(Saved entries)
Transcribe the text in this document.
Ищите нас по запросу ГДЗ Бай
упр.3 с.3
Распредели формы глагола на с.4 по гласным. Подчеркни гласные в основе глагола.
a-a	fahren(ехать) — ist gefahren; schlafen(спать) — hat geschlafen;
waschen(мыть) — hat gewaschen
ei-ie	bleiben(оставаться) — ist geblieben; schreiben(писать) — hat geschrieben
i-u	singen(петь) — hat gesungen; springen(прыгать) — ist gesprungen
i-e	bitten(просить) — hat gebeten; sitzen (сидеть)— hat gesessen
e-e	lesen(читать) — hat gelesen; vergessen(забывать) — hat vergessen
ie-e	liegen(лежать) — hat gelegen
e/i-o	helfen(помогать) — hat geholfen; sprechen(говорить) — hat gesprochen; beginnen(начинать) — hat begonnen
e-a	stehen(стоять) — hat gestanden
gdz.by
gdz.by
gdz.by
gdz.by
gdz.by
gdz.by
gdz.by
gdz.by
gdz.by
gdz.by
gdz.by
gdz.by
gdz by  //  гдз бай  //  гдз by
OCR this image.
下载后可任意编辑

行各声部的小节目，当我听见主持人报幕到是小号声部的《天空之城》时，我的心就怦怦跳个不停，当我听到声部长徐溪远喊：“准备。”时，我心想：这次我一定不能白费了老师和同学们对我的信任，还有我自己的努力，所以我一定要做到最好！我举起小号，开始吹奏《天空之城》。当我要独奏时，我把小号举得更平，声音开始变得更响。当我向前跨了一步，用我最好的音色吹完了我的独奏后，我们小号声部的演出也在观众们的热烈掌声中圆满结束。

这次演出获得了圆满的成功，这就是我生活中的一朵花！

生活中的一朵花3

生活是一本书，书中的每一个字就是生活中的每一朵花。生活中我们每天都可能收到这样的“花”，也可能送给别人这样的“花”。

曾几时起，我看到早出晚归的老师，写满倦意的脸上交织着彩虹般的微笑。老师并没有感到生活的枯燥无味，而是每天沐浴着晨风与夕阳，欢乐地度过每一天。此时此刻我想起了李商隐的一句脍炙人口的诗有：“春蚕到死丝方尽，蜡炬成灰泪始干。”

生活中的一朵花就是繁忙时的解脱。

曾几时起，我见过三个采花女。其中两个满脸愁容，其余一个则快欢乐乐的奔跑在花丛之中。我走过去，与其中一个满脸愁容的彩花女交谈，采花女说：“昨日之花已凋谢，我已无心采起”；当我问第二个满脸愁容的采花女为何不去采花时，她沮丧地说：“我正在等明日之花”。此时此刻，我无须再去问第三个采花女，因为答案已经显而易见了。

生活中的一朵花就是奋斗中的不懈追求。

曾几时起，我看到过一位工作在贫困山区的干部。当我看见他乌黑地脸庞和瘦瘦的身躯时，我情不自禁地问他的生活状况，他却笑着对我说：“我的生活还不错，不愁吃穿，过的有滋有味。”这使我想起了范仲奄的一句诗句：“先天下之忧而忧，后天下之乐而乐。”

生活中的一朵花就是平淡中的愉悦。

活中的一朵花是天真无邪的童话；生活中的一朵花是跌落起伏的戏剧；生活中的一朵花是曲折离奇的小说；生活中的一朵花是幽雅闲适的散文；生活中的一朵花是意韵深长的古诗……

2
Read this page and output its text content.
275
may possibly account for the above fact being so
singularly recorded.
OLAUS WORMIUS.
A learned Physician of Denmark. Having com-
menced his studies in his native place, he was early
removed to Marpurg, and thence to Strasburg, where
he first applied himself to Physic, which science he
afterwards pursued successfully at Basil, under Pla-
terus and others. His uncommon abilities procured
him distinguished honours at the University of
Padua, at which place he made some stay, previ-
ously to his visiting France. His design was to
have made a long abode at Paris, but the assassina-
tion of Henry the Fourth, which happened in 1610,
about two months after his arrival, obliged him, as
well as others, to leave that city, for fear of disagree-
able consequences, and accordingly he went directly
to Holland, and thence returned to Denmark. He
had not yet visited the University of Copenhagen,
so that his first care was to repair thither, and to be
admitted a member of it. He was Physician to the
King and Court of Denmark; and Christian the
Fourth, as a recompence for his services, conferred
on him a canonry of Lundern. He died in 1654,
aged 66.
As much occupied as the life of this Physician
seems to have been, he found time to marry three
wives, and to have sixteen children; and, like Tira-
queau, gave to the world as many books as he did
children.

◆ GIVEN TASK ◆
Pull out every line of the entries that includes the word "Denmark".

◆ FINISHED ANSWER ◆
A learned Physician of Denmark. Having com-
to Holland, and thence returned to Denmark. He
King and Court of Denmark; and Christian the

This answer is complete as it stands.